F5 BIG-IP is a series of application delivery platforms with multiple functions such as load balancing, traffic management, and application management. There is a remote code execution vulnerability in F5 BIG-IP's TMUI (Traffic Management User Interface). This vulnerability allows unauthenticated attackers to access TMUI through the BIG-IP management port and execute arbitrary system commands.
The vulnerability information was published by F5 on July 1, 2020.
As of July 8, 2020, the official has released security updates for all versions.
On July 5, 2020, PoC of exploiting this vulnerability appeared on the Internet.
On July 7, 2020, bypassing protection rules against this vulnerability appeared on the Internet.
Sangfor security team verified the PoC and bypassing at the first time and offered a solution.
Introduction to Related Components
F5 BIG-IP is a series of application delivery platforms issued by F5 Networks in the United States. It has multiple functions such as load balancing, traffic management, and application management. It can provide the basic components required to build a flexible application delivery network architecture, and at the same time promote the implementation of enterprise cloud architecture. Users can fully monitor their own application delivery environment.
There is a remote code execution vulnerability in Traffic Management User Interface (TMUI). The vulnerability allows unauthorized attackers or authorized users to execute arbitrary system commands, add or delete files, stop services, or execute arbitrary Java code through the BIG-IP management port and/or their own IP. The vulnerability will cause complete system damage, and it also exists in BIG-IP devices.
The BIG-IP server uses the Servlet interface in Java to complete the interaction between middleware and business logic. The function request.getPathInfo() used by Tomcat to parse URL obtains the attribute value of the pathInfo according to the analysis of the middleware and returns this URL directly. The URL path is passed to Servlet, which is the entire content in last "/" before the truncation symbol, that is, regardless of all the higher-level directories, only focuses on the directly accessed files, and can be truncated by semicolons.

* _THE TASKS_:
**A.** According to the BIG-IP advisory, on what date did F5 publish the vulnerability information?
**B.** Repeat the part of the BIG-IP advisory from "Introduction to Related" up to and including "application delivery environment.", word for word.
**C.** In the BIG-IP advisory, why does the BIG-IP server use the Servlet interface in Java?

* _GIVEN DATA_:
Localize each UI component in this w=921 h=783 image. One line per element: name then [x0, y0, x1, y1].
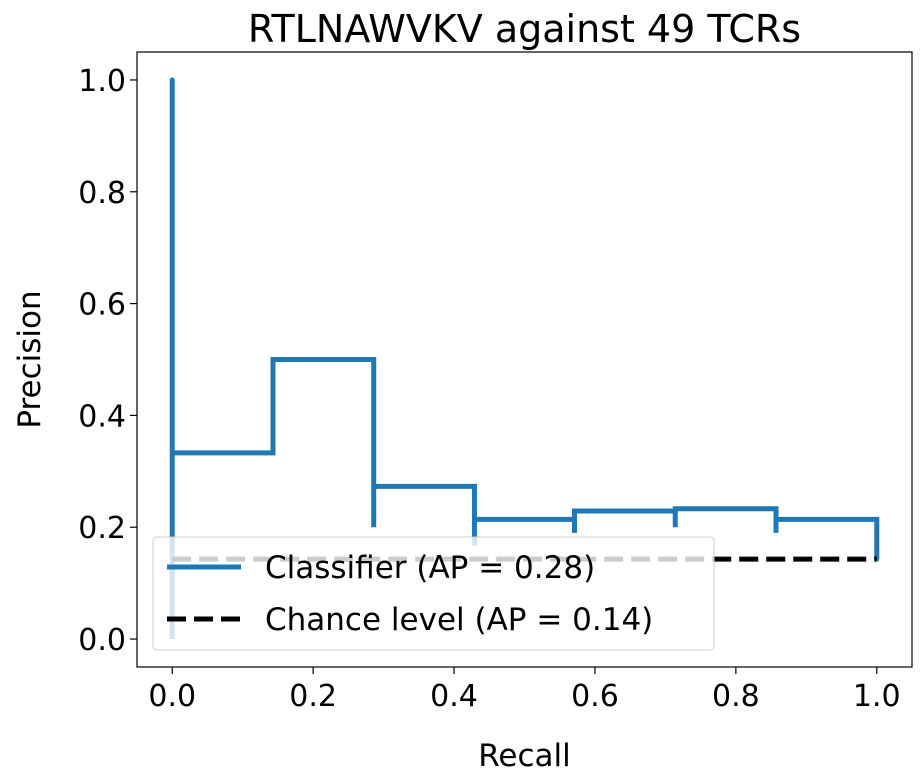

* _RESPONSES FOR EACH TASK_:
**A.** July 1, 2020.

**B.**
Introduction to Related Components
F5 BIG-IP is a series of application delivery platforms issued by F5 Networks in the United States. It has multiple functions such as load balancing, traffic management, and application management. It can provide the basic components required to build a flexible application delivery network architecture, and at the same time promote the implementation of enterprise cloud architecture. Users can fully monitor their own application delivery environment.

**C.** The BIG-IP server uses the Java Servlet interface to complete the interaction between middleware and business logic.